==== Given records ====

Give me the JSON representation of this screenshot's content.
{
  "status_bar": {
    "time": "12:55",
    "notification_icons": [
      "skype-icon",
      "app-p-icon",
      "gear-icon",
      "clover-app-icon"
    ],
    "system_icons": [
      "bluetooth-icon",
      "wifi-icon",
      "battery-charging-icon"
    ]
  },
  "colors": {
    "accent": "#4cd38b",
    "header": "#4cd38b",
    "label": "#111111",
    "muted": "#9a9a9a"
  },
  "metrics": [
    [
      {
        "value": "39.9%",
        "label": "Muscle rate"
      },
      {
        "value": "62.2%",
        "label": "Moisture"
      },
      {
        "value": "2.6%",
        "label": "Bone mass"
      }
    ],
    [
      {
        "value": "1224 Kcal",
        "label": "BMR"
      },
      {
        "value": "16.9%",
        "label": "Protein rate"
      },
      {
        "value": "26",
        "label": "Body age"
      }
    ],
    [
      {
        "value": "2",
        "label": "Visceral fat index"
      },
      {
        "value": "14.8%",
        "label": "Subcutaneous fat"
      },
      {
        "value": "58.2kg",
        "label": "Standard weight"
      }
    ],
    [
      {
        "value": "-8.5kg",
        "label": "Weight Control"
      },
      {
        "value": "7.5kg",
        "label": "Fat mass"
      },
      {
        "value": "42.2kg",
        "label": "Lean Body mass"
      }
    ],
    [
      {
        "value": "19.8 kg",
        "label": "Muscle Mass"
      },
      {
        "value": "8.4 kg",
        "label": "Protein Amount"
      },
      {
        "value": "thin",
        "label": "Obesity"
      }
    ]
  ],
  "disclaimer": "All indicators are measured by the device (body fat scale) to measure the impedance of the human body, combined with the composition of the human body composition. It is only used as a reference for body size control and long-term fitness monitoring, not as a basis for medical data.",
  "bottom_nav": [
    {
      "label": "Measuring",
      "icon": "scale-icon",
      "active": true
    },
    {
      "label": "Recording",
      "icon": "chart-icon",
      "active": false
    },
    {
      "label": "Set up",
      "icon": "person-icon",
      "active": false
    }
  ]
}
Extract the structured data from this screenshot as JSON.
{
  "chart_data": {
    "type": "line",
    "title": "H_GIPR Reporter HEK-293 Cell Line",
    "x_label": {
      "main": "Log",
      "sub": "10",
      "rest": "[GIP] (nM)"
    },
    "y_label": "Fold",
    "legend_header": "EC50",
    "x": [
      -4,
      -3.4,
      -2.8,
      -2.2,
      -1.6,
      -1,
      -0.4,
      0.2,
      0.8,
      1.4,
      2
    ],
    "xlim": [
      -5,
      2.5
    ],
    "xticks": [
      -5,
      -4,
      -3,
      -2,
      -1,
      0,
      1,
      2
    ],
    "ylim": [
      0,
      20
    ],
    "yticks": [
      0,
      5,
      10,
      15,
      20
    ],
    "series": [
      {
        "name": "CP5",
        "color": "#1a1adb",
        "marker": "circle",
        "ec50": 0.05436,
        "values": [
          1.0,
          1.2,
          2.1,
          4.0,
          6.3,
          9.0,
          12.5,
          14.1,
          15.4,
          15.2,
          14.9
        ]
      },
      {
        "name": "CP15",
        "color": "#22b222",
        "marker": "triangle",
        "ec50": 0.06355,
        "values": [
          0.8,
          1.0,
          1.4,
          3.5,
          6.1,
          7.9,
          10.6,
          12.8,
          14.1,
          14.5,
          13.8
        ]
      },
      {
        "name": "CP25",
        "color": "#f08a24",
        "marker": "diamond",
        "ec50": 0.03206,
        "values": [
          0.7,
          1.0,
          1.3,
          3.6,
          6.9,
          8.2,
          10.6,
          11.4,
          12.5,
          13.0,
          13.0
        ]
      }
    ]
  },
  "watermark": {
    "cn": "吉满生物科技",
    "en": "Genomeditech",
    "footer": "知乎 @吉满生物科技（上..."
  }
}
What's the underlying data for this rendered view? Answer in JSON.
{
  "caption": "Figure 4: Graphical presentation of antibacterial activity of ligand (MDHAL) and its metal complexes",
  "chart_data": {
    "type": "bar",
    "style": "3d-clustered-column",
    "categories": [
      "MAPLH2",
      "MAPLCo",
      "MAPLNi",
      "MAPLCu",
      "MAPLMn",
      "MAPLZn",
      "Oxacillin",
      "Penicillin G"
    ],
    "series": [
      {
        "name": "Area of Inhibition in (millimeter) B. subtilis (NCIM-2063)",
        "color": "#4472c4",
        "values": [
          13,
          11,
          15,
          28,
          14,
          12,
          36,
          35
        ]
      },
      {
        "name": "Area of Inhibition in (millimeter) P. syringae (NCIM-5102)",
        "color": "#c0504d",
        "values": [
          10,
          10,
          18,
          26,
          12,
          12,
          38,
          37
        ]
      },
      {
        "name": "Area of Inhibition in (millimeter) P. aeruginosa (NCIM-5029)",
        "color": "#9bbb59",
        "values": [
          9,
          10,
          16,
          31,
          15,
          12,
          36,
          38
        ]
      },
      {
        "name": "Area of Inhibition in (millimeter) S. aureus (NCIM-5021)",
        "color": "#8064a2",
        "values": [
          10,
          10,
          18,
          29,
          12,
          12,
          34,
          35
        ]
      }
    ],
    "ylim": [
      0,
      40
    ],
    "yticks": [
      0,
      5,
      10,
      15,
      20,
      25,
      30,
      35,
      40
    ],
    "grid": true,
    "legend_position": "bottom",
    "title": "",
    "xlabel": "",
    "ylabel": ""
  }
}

====

> **What to produce**: Please count the lines above that contain the string "screenshot" and reply with the number alone.

> **Written response**: 2